▸ What is asked: How many lines hold the string "secured"? Reply with the number alone.

Recorded data:
* * * * * * * * *
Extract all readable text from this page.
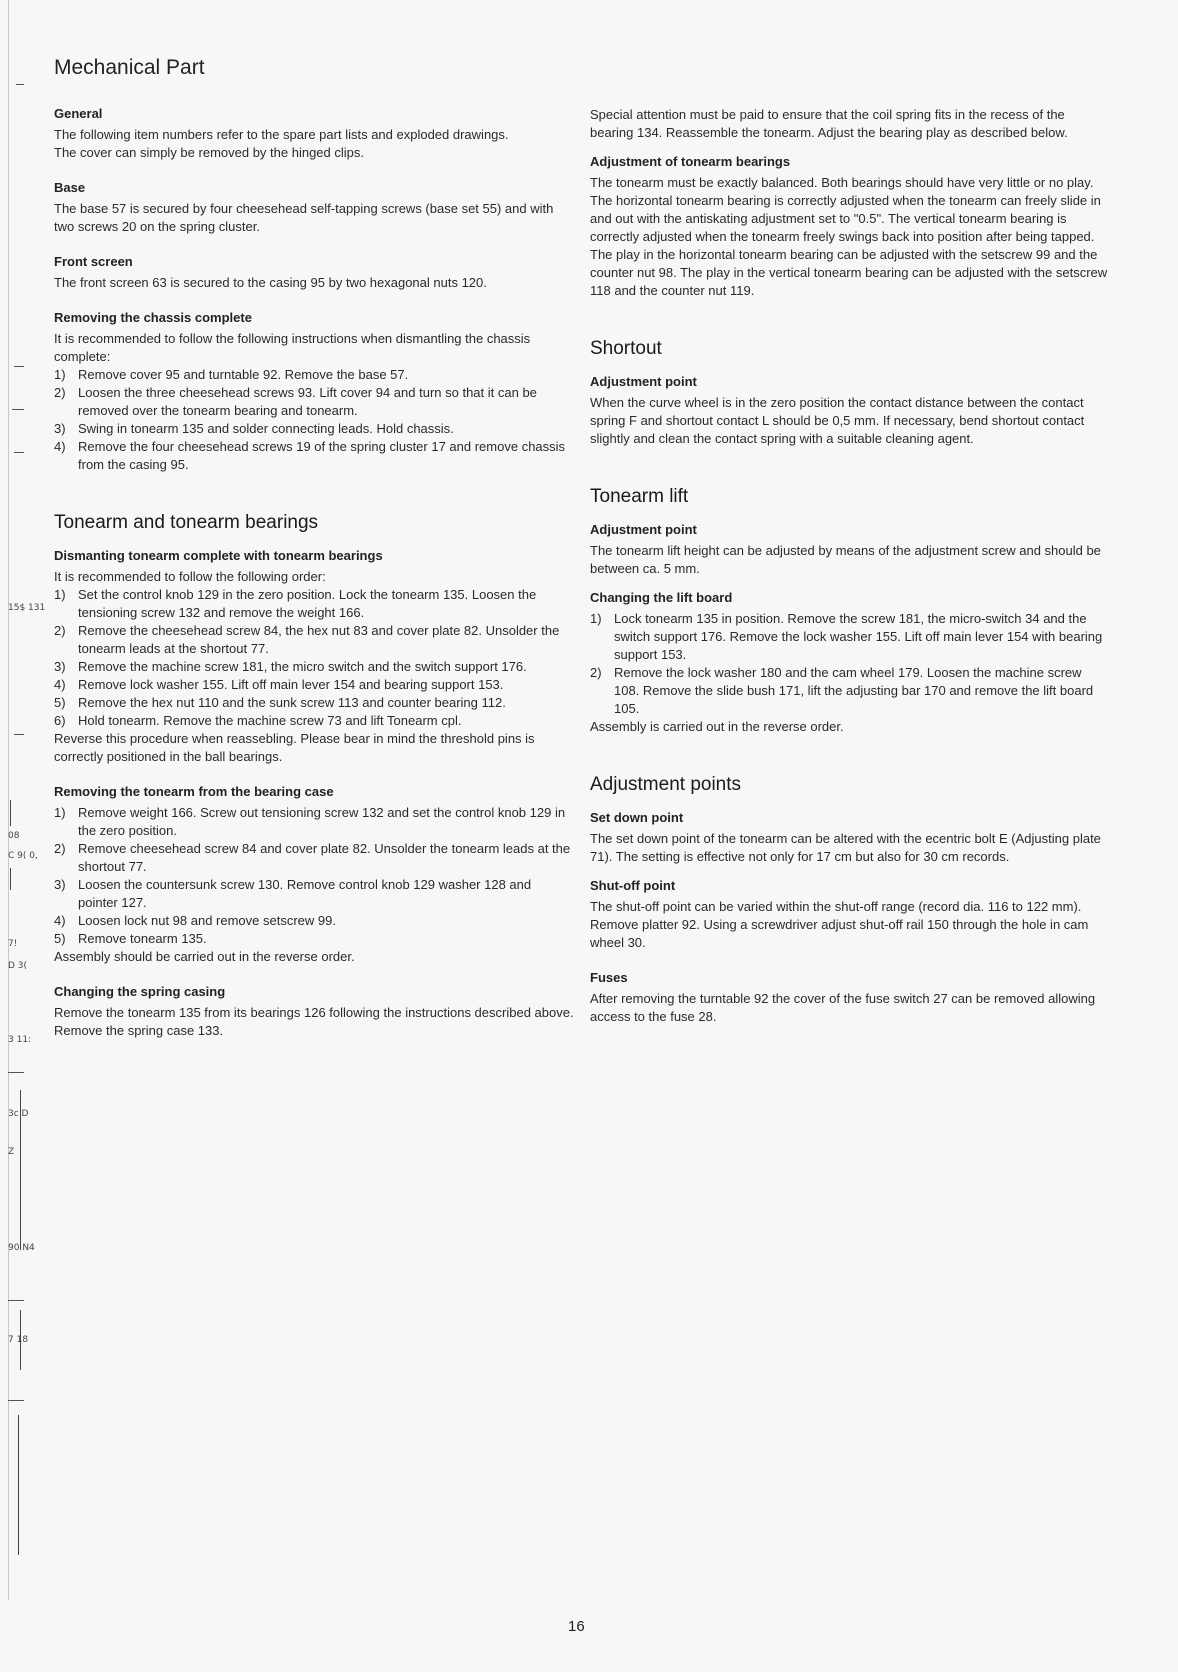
15$ 131
08
C 9( 0,
7!
D 3(
3 11:
3c D
Z
90 N4
7 18
Mechanical Part
General

The following item numbers refer to the spare part lists and exploded drawings.

The cover can simply be removed by the hinged clips.

Base

The base 57 is secured by four cheesehead self-tapping screws (base set 55) and with two screws 20 on the spring cluster.

Front screen

The front screen 63 is secured to the casing 95 by two hexagonal nuts 120.

Removing the chassis complete

It is recommended to follow the following instructions when dismantling the chassis complete:

1) Remove cover 95 and turntable 92. Remove the base 57.
2) Loosen the three cheesehead screws 93. Lift cover 94 and turn so that it can be removed over the tonearm bearing and tonearm.
3) Swing in tonearm 135 and solder connecting leads. Hold chassis.
4) Remove the four cheesehead screws 19 of the spring cluster 17 and remove chassis from the casing 95.
Tonearm and tonearm bearings
Dismanting tonearm complete with tonearm bearings

It is recommended to follow the following order:

1) Set the control knob 129 in the zero position. Lock the tonearm 135. Loosen the tensioning screw 132 and remove the weight 166.
2) Remove the cheesehead screw 84, the hex nut 83 and cover plate 82. Unsolder the tonearm leads at the shortout 77.
3) Remove the machine screw 181, the micro switch and the switch support 176.
4) Remove lock washer 155. Lift off main lever 154 and bearing support 153.
5) Remove the hex nut 110 and the sunk screw 113 and counter bearing 112.
6) Hold tonearm. Remove the machine screw 73 and lift Tonearm cpl.

Reverse this procedure when reassebling. Please bear in mind the threshold pins is correctly positioned in the ball bearings.

Removing the tonearm from the bearing case
1) Remove weight 166. Screw out tensioning screw 132 and set the control knob 129 in the zero position.
2) Remove cheesehead screw 84 and cover plate 82. Unsolder the tonearm leads at the shortout 77.
3) Loosen the countersunk screw 130. Remove control knob 129 washer 128 and pointer 127.
4) Loosen lock nut 98 and remove setscrew 99.
5) Remove tonearm 135.

Assembly should be carried out in the reverse order.

Changing the spring casing

Remove the tonearm 135 from its bearings 126 following the instructions described above. Remove the spring case 133.

Special attention must be paid to ensure that the coil spring fits in the recess of the bearing 134. Reassemble the tonearm. Adjust the bearing play as described below.

Adjustment of tonearm bearings

The tonearm must be exactly balanced. Both bearings should have very little or no play. The horizontal tonearm bearing is correctly adjusted when the tonearm can freely slide in and out with the antiskating adjustment set to "0.5". The vertical tonearm bearing is correctly adjusted when the tonearm freely swings back into position after being tapped. The play in the horizontal tonearm bearing can be adjusted with the setscrew 99 and the counter nut 98. The play in the vertical tonearm bearing can be adjusted with the setscrew 118 and the counter nut 119.

Shortout
Adjustment point

When the curve wheel is in the zero position the contact distance between the contact spring F and shortout contact L should be 0,5 mm. If necessary, bend shortout contact slightly and clean the contact spring with a suitable cleaning agent.

Tonearm lift
Adjustment point

The tonearm lift height can be adjusted by means of the adjustment screw and should be between ca. 5 mm.

Changing the lift board
1) Lock tonearm 135 in position. Remove the screw 181, the micro-switch 34 and the switch support 176. Remove the lock washer 155. Lift off main lever 154 with bearing support 153.
2) Remove the lock washer 180 and the cam wheel 179. Loosen the machine screw 108. Remove the slide bush 171, lift the adjusting bar 170 and remove the lift board 105.

Assembly is carried out in the reverse order.

Adjustment points
Set down point

The set down point of the tonearm can be altered with the ecentric bolt E (Adjusting plate 71). The setting is effective not only for 17 cm but also for 30 cm records.

Shut-off point

The shut-off point can be varied within the shut-off range (record dia. 116 to 122 mm).

Remove platter 92. Using a screwdriver adjust shut-off rail 150 through the hole in cam wheel 30.

Fuses

After removing the turntable 92 the cover of the fuse switch 27 can be removed allowing access to the fuse 28.

16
* * * * * * * * *
▸ Expected answer: 2